THE TASK: Beneath this sentence is a set of records; write each of them out exactly.
───── MATERIAL TO PROCESS ─────
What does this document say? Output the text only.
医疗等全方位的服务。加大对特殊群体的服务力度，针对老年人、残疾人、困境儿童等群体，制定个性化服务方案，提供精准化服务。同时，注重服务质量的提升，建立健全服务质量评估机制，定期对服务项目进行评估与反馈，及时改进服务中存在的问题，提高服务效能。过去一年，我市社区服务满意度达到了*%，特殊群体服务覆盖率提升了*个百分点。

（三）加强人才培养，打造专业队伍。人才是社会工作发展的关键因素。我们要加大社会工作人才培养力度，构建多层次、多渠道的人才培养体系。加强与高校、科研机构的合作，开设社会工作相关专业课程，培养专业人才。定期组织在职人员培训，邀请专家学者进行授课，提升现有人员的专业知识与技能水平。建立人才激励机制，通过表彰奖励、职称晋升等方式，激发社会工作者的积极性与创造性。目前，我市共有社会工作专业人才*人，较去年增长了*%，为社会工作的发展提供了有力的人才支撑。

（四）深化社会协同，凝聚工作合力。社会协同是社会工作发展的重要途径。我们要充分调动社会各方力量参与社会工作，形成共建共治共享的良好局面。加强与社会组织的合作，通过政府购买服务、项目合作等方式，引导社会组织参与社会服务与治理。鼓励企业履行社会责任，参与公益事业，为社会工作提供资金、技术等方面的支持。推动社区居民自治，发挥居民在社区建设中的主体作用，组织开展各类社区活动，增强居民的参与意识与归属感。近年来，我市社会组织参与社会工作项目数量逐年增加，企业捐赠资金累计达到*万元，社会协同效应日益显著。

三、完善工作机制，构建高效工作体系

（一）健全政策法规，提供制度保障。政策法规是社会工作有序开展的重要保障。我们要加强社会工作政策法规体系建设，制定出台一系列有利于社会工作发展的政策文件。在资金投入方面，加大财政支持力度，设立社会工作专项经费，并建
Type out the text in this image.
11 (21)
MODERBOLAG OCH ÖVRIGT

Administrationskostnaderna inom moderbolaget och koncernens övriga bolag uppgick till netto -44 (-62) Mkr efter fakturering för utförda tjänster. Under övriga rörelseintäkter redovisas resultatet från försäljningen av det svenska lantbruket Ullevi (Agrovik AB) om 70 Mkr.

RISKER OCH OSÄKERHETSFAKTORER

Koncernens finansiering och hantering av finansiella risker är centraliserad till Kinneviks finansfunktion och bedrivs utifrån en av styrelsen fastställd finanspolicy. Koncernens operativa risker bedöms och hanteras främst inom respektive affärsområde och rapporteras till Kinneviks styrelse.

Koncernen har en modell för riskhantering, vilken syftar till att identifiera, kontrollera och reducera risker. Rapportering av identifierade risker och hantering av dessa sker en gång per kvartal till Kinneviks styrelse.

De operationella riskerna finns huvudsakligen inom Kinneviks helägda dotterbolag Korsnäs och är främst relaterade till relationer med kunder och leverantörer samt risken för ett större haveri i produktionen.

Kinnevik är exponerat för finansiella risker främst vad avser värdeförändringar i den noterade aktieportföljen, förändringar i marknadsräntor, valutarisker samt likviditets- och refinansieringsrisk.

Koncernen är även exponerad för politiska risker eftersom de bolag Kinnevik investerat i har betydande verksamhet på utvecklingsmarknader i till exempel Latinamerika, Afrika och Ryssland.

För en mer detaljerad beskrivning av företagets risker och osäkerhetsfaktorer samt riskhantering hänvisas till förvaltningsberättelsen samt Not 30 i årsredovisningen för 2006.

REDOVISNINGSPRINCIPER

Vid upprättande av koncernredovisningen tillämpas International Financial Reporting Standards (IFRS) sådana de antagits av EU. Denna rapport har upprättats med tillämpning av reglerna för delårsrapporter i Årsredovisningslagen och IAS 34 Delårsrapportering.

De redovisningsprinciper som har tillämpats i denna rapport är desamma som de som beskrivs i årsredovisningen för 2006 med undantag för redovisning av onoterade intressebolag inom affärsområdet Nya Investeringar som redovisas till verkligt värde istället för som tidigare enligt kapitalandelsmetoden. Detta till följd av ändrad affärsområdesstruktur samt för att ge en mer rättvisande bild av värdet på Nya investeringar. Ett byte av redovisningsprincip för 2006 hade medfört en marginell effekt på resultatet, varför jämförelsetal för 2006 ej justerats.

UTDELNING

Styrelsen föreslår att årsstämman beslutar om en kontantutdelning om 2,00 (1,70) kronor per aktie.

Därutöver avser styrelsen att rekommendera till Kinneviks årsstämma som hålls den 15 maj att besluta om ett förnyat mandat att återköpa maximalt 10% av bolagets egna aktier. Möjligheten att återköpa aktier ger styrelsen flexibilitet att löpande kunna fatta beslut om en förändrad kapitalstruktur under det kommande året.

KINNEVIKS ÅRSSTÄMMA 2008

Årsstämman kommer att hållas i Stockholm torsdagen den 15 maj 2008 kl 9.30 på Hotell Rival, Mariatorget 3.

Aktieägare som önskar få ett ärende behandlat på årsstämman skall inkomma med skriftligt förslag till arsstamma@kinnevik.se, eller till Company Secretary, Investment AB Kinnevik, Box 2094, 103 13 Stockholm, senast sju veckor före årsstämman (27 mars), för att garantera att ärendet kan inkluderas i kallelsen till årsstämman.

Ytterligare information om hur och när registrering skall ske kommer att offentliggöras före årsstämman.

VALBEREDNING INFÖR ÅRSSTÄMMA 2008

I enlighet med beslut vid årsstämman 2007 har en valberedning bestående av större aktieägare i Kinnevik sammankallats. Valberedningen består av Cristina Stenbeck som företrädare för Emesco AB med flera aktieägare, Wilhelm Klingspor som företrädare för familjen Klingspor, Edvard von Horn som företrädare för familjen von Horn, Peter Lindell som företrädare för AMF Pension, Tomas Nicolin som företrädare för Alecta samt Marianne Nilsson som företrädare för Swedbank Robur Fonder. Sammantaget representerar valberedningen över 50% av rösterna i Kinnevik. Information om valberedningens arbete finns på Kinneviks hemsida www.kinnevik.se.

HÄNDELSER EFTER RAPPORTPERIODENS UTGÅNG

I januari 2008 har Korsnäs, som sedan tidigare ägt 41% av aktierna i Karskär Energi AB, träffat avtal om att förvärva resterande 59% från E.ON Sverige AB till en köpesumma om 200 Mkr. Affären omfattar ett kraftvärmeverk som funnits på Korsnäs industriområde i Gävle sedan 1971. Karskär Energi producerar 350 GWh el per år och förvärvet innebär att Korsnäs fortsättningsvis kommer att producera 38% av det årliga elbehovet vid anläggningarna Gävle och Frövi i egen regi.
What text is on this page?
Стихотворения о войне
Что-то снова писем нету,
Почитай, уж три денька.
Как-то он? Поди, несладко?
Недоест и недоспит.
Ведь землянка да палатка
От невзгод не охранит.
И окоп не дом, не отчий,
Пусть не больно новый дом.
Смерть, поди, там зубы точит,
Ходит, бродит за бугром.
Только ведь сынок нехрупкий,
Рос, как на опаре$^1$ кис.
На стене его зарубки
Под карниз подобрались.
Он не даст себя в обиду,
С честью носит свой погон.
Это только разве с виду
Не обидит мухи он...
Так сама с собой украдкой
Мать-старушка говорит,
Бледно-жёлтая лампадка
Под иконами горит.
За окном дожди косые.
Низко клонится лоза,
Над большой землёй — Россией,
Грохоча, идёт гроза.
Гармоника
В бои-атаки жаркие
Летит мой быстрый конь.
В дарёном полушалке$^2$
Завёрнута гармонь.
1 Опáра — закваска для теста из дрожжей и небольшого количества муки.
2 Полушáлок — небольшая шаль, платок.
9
─────
EXERCISE OUTPUT:
What does this document say? Output the text only.
医疗等全方位的服务。加大对特殊群体的服务力度，针对老年人、残疾人、困境儿童等群体，制定个性化服务方案，提供精准化服务。同时，注重服务质量的提升，建立健全服务质量评估机制，定期对服务项目进行评估与反馈，及时改进服务中存在的问题，提高服务效能。过去一年，我市社区服务满意度达到了*%，特殊群体服务覆盖率提升了*个百分点。

（三）加强人才培养，打造专业队伍。人才是社会工作发展的关键因素。我们要加大社会工作人才培养力度，构建多层次、多渠道的人才培养体系。加强与高校、科研机构的合作，开设社会工作相关专业课程，培养专业人才。定期组织在职人员培训，邀请专家学者进行授课，提升现有人员的专业知识与技能水平。建立人才激励机制，通过表彰奖励、职称晋升等方式，激发社会工作者的积极性与创造性。目前，我市共有社会工作专业人才*人，较去年增长了*%，为社会工作的发展提供了有力的人才支撑。

（四）深化社会协同，凝聚工作合力。社会协同是社会工作发展的重要途径。我们要充分调动社会各方力量参与社会工作，形成共建共治共享的良好局面。加强与社会组织的合作，通过政府购买服务、项目合作等方式，引导社会组织参与社会服务与治理。鼓励企业履行社会责任，参与公益事业，为社会工作提供资金、技术等方面的支持。推动社区居民自治，发挥居民在社区建设中的主体作用，组织开展各类社区活动，增强居民的参与意识与归属感。近年来，我市社会组织参与社会工作项目数量逐年增加，企业捐赠资金累计达到*万元，社会协同效应日益显著。

三、完善工作机制，构建高效工作体系

（一）健全政策法规，提供制度保障。政策法规是社会工作有序开展的重要保障。我们要加强社会工作政策法规体系建设，制定出台一系列有利于社会工作发展的政策文件。在资金投入方面，加大财政支持力度，设立社会工作专项经费，并建
Type out the text in this image.
11 (21)
MODERBOLAG OCH ÖVRIGT

Administrationskostnaderna inom moderbolaget och koncernens övriga bolag uppgick till netto -44 (-62) Mkr efter fakturering för utförda tjänster. Under övriga rörelseintäkter redovisas resultatet från försäljningen av det svenska lantbruket Ullevi (Agrovik AB) om 70 Mkr.

RISKER OCH OSÄKERHETSFAKTORER

Koncernens finansiering och hantering av finansiella risker är centraliserad till Kinneviks finansfunktion och bedrivs utifrån en av styrelsen fastställd finanspolicy. Koncernens operativa risker bedöms och hanteras främst inom respektive affärsområde och rapporteras till Kinneviks styrelse.

Koncernen har en modell för riskhantering, vilken syftar till att identifiera, kontrollera och reducera risker. Rapportering av identifierade risker och hantering av dessa sker en gång per kvartal till Kinneviks styrelse.

De operationella riskerna finns huvudsakligen inom Kinneviks helägda dotterbolag Korsnäs och är främst relaterade till relationer med kunder och leverantörer samt risken för ett större haveri i produktionen.

Kinnevik är exponerat för finansiella risker främst vad avser värdeförändringar i den noterade aktieportföljen, förändringar i marknadsräntor, valutarisker samt likviditets- och refinansieringsrisk.

Koncernen är även exponerad för politiska risker eftersom de bolag Kinnevik investerat i har betydande verksamhet på utvecklingsmarknader i till exempel Latinamerika, Afrika och Ryssland.

För en mer detaljerad beskrivning av företagets risker och osäkerhetsfaktorer samt riskhantering hänvisas till förvaltningsberättelsen samt Not 30 i årsredovisningen för 2006.

REDOVISNINGSPRINCIPER

Vid upprättande av koncernredovisningen tillämpas International Financial Reporting Standards (IFRS) sådana de antagits av EU. Denna rapport har upprättats med tillämpning av reglerna för delårsrapporter i Årsredovisningslagen och IAS 34 Delårsrapportering.

De redovisningsprinciper som har tillämpats i denna rapport är desamma som de som beskrivs i årsredovisningen för 2006 med undantag för redovisning av onoterade intressebolag inom affärsområdet Nya Investeringar som redovisas till verkligt värde istället för som tidigare enligt kapitalandelsmetoden. Detta till följd av ändrad affärsområdesstruktur samt för att ge en mer rättvisande bild av värdet på Nya investeringar. Ett byte av redovisningsprincip för 2006 hade medfört en marginell effekt på resultatet, varför jämförelsetal för 2006 ej justerats.

UTDELNING

Styrelsen föreslår att årsstämman beslutar om en kontantutdelning om 2,00 (1,70) kronor per aktie.

Därutöver avser styrelsen att rekommendera till Kinneviks årsstämma som hålls den 15 maj att besluta om ett förnyat mandat att återköpa maximalt 10% av bolagets egna aktier. Möjligheten att återköpa aktier ger styrelsen flexibilitet att löpande kunna fatta beslut om en förändrad kapitalstruktur under det kommande året.

KINNEVIKS ÅRSSTÄMMA 2008

Årsstämman kommer att hållas i Stockholm torsdagen den 15 maj 2008 kl 9.30 på Hotell Rival, Mariatorget 3.

Aktieägare som önskar få ett ärende behandlat på årsstämman skall inkomma med skriftligt förslag till arsstamma@kinnevik.se, eller till Company Secretary, Investment AB Kinnevik, Box 2094, 103 13 Stockholm, senast sju veckor före årsstämman (27 mars), för att garantera att ärendet kan inkluderas i kallelsen till årsstämman.

Ytterligare information om hur och när registrering skall ske kommer att offentliggöras före årsstämman.

VALBEREDNING INFÖR ÅRSSTÄMMA 2008

I enlighet med beslut vid årsstämman 2007 har en valberedning bestående av större aktieägare i Kinnevik sammankallats. Valberedningen består av Cristina Stenbeck som företrädare för Emesco AB med flera aktieägare, Wilhelm Klingspor som företrädare för familjen Klingspor, Edvard von Horn som företrädare för familjen von Horn, Peter Lindell som företrädare för AMF Pension, Tomas Nicolin som företrädare för Alecta samt Marianne Nilsson som företrädare för Swedbank Robur Fonder. Sammantaget representerar valberedningen över 50% av rösterna i Kinnevik. Information om valberedningens arbete finns på Kinneviks hemsida www.kinnevik.se.

HÄNDELSER EFTER RAPPORTPERIODENS UTGÅNG

I januari 2008 har Korsnäs, som sedan tidigare ägt 41% av aktierna i Karskär Energi AB, träffat avtal om att förvärva resterande 59% från E.ON Sverige AB till en köpesumma om 200 Mkr. Affären omfattar ett kraftvärmeverk som funnits på Korsnäs industriområde i Gävle sedan 1971. Karskär Energi producerar 350 GWh el per år och förvärvet innebär att Korsnäs fortsättningsvis kommer att producera 38% av det årliga elbehovet vid anläggningarna Gävle och Frövi i egen regi.
What text is on this page?
Стихотворения о войне
Что-то снова писем нету,
Почитай, уж три денька.
Как-то он? Поди, несладко?
Недоест и недоспит.
Ведь землянка да палатка
От невзгод не охранит.
И окоп не дом, не отчий,
Пусть не больно новый дом.
Смерть, поди, там зубы точит,
Ходит, бродит за бугром.
Только ведь сынок нехрупкий,
Рос, как на опаре$^1$ кис.
На стене его зарубки
Под карниз подобрались.
Он не даст себя в обиду,
С честью носит свой погон.
Это только разве с виду
Не обидит мухи он...
Так сама с собой украдкой
Мать-старушка говорит,
Бледно-жёлтая лампадка
Под иконами горит.
За окном дожди косые.
Низко клонится лоза,
Над большой землёй — Россией,
Грохоча, идёт гроза.
Гармоника
В бои-атаки жаркие
Летит мой быстрый конь.
В дарёном полушалке$^2$
Завёрнута гармонь.
1 Опáра — закваска для теста из дрожжей и небольшого количества муки.
2 Полушáлок — небольшая шаль, платок.
9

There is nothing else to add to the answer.